[Collected data entries]
================
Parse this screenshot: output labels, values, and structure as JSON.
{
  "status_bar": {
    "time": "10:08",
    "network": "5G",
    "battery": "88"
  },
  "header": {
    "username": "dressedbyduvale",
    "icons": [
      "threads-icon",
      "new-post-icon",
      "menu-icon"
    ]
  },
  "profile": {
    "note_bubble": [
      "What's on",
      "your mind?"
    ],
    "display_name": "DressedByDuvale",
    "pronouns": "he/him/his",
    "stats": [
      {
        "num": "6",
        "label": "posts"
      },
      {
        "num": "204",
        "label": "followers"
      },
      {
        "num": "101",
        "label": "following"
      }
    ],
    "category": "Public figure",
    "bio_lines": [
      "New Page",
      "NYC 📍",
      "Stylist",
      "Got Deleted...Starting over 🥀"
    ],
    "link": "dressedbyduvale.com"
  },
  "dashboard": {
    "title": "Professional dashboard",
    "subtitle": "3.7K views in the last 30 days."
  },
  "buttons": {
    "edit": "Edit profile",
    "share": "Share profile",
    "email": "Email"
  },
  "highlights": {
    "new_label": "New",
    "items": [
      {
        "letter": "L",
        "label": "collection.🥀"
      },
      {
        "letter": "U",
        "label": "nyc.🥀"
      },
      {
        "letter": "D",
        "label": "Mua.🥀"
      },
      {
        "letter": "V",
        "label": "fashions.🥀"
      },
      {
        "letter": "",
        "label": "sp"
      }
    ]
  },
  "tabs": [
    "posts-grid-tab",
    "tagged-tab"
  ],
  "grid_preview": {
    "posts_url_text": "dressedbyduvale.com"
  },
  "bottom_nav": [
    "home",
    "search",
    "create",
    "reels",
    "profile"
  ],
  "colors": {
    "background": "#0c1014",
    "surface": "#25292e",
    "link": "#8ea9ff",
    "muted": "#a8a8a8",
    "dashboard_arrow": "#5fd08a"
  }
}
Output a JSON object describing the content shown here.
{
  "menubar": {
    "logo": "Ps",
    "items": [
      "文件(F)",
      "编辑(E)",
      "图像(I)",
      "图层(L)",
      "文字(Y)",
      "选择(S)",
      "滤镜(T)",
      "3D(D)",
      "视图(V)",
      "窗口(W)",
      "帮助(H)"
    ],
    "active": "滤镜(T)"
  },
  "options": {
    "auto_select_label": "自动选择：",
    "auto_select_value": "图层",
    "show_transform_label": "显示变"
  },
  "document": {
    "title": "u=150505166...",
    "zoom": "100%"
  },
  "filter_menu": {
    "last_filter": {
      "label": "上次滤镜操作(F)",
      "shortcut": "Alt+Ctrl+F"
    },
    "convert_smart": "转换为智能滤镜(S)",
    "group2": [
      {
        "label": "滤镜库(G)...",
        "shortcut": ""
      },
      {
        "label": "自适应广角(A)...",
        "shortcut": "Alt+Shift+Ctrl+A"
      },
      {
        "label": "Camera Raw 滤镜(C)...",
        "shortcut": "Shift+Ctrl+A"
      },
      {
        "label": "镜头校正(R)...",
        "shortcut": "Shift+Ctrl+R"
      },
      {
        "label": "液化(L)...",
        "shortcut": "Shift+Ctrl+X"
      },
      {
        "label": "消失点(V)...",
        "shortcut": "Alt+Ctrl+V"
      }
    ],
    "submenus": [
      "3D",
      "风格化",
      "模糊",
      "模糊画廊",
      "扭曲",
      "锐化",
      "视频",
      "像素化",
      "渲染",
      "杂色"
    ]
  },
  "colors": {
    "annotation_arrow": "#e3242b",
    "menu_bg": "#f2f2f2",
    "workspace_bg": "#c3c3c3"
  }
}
================
**Task directions:**
State the count of lines holding the string "Ctrl" in the listing above, and nothing else.

**Solution to this task:**
6